- **WORK REQUIRED**: Copy each line below in which the word "labels" occurs.

- **MATERIAL FOR THE TASK**:
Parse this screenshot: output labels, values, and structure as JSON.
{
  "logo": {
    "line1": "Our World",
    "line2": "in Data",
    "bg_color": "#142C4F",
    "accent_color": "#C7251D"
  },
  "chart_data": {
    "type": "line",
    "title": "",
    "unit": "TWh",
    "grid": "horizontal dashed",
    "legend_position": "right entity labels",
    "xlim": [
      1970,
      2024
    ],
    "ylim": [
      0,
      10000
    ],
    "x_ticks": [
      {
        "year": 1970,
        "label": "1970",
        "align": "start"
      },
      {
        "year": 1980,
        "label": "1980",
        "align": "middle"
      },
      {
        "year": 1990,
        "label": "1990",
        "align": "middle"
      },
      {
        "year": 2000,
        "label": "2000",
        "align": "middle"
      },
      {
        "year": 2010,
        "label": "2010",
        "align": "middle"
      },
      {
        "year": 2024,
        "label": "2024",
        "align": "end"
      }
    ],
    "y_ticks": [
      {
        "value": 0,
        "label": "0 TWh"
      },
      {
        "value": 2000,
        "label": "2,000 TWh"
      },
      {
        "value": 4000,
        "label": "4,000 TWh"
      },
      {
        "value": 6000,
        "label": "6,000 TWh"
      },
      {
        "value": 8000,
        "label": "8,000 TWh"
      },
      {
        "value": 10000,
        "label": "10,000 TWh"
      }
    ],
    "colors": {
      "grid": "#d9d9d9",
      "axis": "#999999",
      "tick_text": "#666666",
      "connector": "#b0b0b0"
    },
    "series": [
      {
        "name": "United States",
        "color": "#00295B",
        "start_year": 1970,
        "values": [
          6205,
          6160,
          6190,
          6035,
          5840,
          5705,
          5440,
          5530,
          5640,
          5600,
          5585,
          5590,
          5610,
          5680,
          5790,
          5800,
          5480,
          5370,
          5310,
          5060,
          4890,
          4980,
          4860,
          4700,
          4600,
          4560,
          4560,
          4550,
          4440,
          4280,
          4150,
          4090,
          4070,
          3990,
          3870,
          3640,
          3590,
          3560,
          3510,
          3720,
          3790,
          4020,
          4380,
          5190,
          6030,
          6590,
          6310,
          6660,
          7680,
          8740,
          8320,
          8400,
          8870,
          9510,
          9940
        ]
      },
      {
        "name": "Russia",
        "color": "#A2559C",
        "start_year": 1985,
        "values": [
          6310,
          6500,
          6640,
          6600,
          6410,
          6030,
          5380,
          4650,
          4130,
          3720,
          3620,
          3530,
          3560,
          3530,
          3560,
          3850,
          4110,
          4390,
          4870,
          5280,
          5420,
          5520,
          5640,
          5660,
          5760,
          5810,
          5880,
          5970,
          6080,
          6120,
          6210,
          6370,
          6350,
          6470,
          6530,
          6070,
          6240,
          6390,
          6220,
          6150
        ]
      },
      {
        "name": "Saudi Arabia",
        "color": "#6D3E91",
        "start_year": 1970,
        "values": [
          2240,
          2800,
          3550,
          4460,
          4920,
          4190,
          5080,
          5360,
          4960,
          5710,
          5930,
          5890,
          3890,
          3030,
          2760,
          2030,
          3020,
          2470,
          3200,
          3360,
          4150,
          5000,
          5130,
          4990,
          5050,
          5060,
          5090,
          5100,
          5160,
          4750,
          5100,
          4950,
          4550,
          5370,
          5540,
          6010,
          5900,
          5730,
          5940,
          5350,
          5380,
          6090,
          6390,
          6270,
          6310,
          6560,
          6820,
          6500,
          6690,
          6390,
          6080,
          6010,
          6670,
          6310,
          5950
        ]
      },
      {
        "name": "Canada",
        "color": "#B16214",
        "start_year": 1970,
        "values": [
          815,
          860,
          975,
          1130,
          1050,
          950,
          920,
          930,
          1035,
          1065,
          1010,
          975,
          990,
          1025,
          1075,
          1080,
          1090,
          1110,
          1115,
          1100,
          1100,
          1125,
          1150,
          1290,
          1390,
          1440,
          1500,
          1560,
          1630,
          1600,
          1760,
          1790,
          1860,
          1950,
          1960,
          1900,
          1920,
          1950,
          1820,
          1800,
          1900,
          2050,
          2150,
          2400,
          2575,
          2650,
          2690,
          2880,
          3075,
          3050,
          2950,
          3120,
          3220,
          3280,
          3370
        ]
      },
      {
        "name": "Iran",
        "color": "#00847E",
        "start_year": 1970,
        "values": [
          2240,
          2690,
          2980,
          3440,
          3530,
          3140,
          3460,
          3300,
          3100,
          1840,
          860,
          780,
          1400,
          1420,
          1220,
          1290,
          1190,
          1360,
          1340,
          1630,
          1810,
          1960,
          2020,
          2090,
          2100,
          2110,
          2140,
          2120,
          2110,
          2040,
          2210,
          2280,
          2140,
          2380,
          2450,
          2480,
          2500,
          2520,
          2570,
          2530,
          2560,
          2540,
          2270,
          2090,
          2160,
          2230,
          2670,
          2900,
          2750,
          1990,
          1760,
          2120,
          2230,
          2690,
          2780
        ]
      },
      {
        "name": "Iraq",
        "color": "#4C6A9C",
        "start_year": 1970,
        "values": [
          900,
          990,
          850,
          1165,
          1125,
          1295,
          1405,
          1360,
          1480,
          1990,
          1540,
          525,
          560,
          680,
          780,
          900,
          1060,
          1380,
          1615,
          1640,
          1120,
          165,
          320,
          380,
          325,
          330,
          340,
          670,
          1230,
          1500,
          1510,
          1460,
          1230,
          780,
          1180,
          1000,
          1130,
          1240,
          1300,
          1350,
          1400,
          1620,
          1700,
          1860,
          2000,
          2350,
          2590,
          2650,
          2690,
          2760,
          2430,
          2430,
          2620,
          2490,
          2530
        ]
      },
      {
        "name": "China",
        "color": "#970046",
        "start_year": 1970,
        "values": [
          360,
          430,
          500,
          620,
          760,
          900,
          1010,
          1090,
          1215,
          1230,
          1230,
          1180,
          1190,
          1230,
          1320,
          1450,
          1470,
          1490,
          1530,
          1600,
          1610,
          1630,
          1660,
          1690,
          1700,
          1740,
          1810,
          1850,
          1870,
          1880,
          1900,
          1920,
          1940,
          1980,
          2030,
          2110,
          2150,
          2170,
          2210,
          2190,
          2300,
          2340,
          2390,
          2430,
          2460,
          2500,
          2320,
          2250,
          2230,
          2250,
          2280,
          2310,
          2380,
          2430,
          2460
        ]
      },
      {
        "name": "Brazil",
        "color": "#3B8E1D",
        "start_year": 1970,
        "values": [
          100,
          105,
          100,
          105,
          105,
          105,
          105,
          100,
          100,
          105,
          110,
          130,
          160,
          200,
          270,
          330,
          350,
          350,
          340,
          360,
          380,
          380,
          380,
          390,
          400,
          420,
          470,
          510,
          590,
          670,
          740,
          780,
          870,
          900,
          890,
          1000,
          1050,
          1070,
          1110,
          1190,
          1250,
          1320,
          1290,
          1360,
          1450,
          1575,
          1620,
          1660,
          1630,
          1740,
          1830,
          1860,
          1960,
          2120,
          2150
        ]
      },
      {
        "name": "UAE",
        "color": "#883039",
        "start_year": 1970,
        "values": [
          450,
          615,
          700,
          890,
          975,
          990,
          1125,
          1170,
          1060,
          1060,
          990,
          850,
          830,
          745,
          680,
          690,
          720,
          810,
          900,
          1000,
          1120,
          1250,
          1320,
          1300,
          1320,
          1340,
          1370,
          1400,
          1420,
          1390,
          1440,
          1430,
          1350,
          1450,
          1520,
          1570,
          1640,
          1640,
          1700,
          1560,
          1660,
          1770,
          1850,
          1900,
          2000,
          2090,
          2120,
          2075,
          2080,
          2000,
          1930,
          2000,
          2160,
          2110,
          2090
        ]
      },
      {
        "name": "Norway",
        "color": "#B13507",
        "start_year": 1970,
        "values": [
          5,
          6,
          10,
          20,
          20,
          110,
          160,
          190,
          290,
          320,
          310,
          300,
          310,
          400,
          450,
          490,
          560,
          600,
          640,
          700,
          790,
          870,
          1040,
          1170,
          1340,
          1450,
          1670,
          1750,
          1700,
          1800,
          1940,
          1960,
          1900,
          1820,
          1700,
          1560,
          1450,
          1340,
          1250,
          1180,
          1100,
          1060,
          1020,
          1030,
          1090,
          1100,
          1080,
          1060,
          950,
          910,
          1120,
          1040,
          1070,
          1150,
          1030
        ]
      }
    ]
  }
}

- **COMPLETE RESPONSE**:
Parse this screenshot: output labels, values, and structure as JSON.
    "legend_position": "right entity labels",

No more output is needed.